## begin Dataset records

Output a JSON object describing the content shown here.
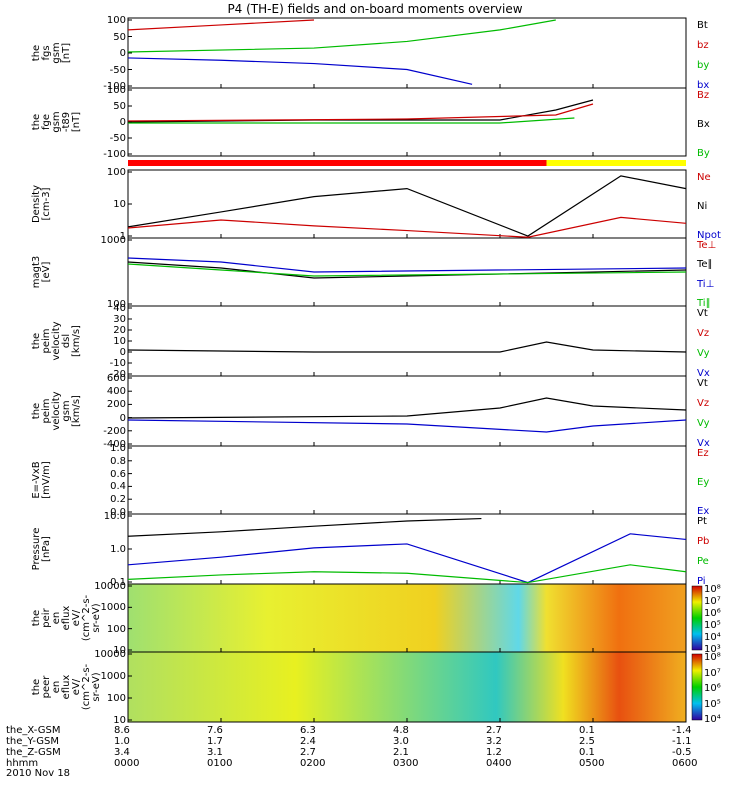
{
  "title": "P4 (TH-E) fields and on-board moments overview",
  "date_label": "2010 Nov 18",
  "panels": [
    {
      "id": "p1",
      "ylabel": "the\nfgs\ngsm\n[nT]",
      "ticks": [
        "100",
        "50",
        "0",
        "-50",
        "-100"
      ],
      "legend": [
        {
          "text": "Bt",
          "color": "#000000"
        },
        {
          "text": "bz",
          "color": "#cc0000"
        },
        {
          "text": "by",
          "color": "#00bb00"
        },
        {
          "text": "bx",
          "color": "#0000cc"
        }
      ]
    },
    {
      "id": "p2",
      "ylabel": "the\nfge\ngsm\n-t89\n[nT]",
      "ticks": [
        "100",
        "50",
        "0",
        "-50",
        "-100"
      ],
      "legend": [
        {
          "text": "Bz",
          "color": "#cc0000"
        },
        {
          "text": "Bx",
          "color": "#000000"
        },
        {
          "text": "By",
          "color": "#00bb00"
        }
      ]
    },
    {
      "id": "p3",
      "ylabel": "Density\n[cm-3]",
      "ticks": [
        "100",
        "10",
        "1"
      ],
      "legend": [
        {
          "text": "Ne",
          "color": "#cc0000"
        },
        {
          "text": "Ni",
          "color": "#000000"
        },
        {
          "text": "Npot",
          "color": "#0000cc"
        }
      ]
    },
    {
      "id": "p4",
      "ylabel": "magt3\n[eV]",
      "ticks": [
        "1000",
        "100"
      ],
      "legend": [
        {
          "text": "Te⊥",
          "color": "#cc0000"
        },
        {
          "text": "Te∥",
          "color": "#000000"
        },
        {
          "text": "Ti⊥",
          "color": "#0000cc"
        },
        {
          "text": "Ti∥",
          "color": "#00bb00"
        }
      ]
    },
    {
      "id": "p5",
      "ylabel": "the\npeim\nvelocity\ndsl\n[km/s]",
      "ticks": [
        "40",
        "30",
        "20",
        "10",
        "0",
        "-10",
        "-20"
      ],
      "legend": [
        {
          "text": "Vt",
          "color": "#000000"
        },
        {
          "text": "Vz",
          "color": "#cc0000"
        },
        {
          "text": "Vy",
          "color": "#00bb00"
        },
        {
          "text": "Vx",
          "color": "#0000cc"
        }
      ]
    },
    {
      "id": "p6",
      "ylabel": "the\npeim\nvelocity\ngsm\n[km/s]",
      "ticks": [
        "600",
        "400",
        "200",
        "0",
        "-200",
        "-400"
      ],
      "legend": [
        {
          "text": "Vt",
          "color": "#000000"
        },
        {
          "text": "Vz",
          "color": "#cc0000"
        },
        {
          "text": "Vy",
          "color": "#00bb00"
        },
        {
          "text": "Vx",
          "color": "#0000cc"
        }
      ]
    },
    {
      "id": "p7",
      "ylabel": "E=-VxB\n[mV/m]",
      "ticks": [
        "1.0",
        "0.8",
        "0.6",
        "0.4",
        "0.2",
        "0.0"
      ],
      "legend": [
        {
          "text": "Ez",
          "color": "#cc0000"
        },
        {
          "text": "Ey",
          "color": "#00bb00"
        },
        {
          "text": "Ex",
          "color": "#0000cc"
        }
      ]
    },
    {
      "id": "p8",
      "ylabel": "Pressure\n[nPa]",
      "ticks": [
        "10.0",
        "1.0",
        "0.1"
      ],
      "legend": [
        {
          "text": "Pt",
          "color": "#000000"
        },
        {
          "text": "Pb",
          "color": "#cc0000"
        },
        {
          "text": "Pe",
          "color": "#00bb00"
        },
        {
          "text": "Pi",
          "color": "#0000cc"
        }
      ]
    },
    {
      "id": "p9",
      "ylabel": "the\npeir\nen\neflux\neV/\n(cm^2-s-\nsr-eV)",
      "ticks": [
        "10000",
        "1000",
        "100",
        "10"
      ],
      "colorbar": [
        "10⁸",
        "10⁷",
        "10⁶",
        "10⁵",
        "10⁴",
        "10³"
      ]
    },
    {
      "id": "p10",
      "ylabel": "the\npeer\nen\neflux\neV/\n(cm^2-s-\nsr-eV)",
      "ticks": [
        "10000",
        "1000",
        "100",
        "10"
      ],
      "colorbar": [
        "10⁸",
        "10⁷",
        "10⁶",
        "10⁵",
        "10⁴"
      ]
    }
  ],
  "bottom_axis": {
    "row_labels": [
      "the_X-GSM",
      "the_Y-GSM",
      "the_Z-GSM",
      "hhmm"
    ],
    "x": [
      {
        "X": "8.6",
        "Y": "1.0",
        "Z": "3.4",
        "t": "0000"
      },
      {
        "X": "7.6",
        "Y": "1.7",
        "Z": "3.1",
        "t": "0100"
      },
      {
        "X": "6.3",
        "Y": "2.4",
        "Z": "2.7",
        "t": "0200"
      },
      {
        "X": "4.8",
        "Y": "3.0",
        "Z": "2.1",
        "t": "0300"
      },
      {
        "X": "2.7",
        "Y": "3.2",
        "Z": "1.2",
        "t": "0400"
      },
      {
        "X": "0.1",
        "Y": "2.5",
        "Z": "0.1",
        "t": "0500"
      },
      {
        "X": "-1.4",
        "Y": "-1.1",
        "Z": "-0.5",
        "t": "0600"
      }
    ]
  },
  "chart_data": {
    "type": "line",
    "title": "P4 (TH-E) fields and on-board moments overview",
    "x_range": [
      "0000",
      "0600"
    ],
    "series_overview": {
      "fgs_Bx_nT": [
        [
          0,
          -15
        ],
        [
          1,
          -22
        ],
        [
          2,
          -32
        ],
        [
          3,
          -50
        ],
        [
          3.7,
          -95
        ]
      ],
      "fgs_By_nT": [
        [
          0,
          3
        ],
        [
          2,
          15
        ],
        [
          3,
          35
        ],
        [
          4,
          70
        ],
        [
          4.6,
          100
        ]
      ],
      "fgs_Bz_nT": [
        [
          0,
          70
        ],
        [
          1,
          85
        ],
        [
          2,
          100
        ]
      ],
      "density_Ni": [
        [
          0,
          1.1
        ],
        [
          1,
          4
        ],
        [
          2,
          15
        ],
        [
          3,
          30
        ],
        [
          4.3,
          0.5
        ],
        [
          5.3,
          90
        ],
        [
          6,
          30
        ]
      ],
      "density_Ne": [
        [
          0,
          1.0
        ],
        [
          1,
          2
        ],
        [
          2,
          1.2
        ],
        [
          3,
          0.8
        ],
        [
          4.3,
          0.45
        ],
        [
          5.3,
          2.5
        ],
        [
          6,
          1.5
        ]
      ],
      "pressure_Pt": [
        [
          0,
          2.0
        ],
        [
          1,
          3
        ],
        [
          2,
          5
        ],
        [
          3,
          8
        ],
        [
          3.8,
          10
        ]
      ],
      "pressure_Pi": [
        [
          0,
          0.15
        ],
        [
          1,
          0.3
        ],
        [
          2,
          0.7
        ],
        [
          3,
          1.0
        ],
        [
          4.3,
          0.03
        ],
        [
          5.4,
          2.5
        ],
        [
          6,
          1.5
        ]
      ],
      "pressure_Pe": [
        [
          0,
          0.04
        ],
        [
          1,
          0.06
        ],
        [
          2,
          0.08
        ],
        [
          3,
          0.07
        ],
        [
          4.3,
          0.03
        ],
        [
          5.4,
          0.15
        ],
        [
          6,
          0.08
        ]
      ]
    }
  }
}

## end Dataset records

Tally up the lines holding the word "neflux" in the data above, and answer with that figure only.

2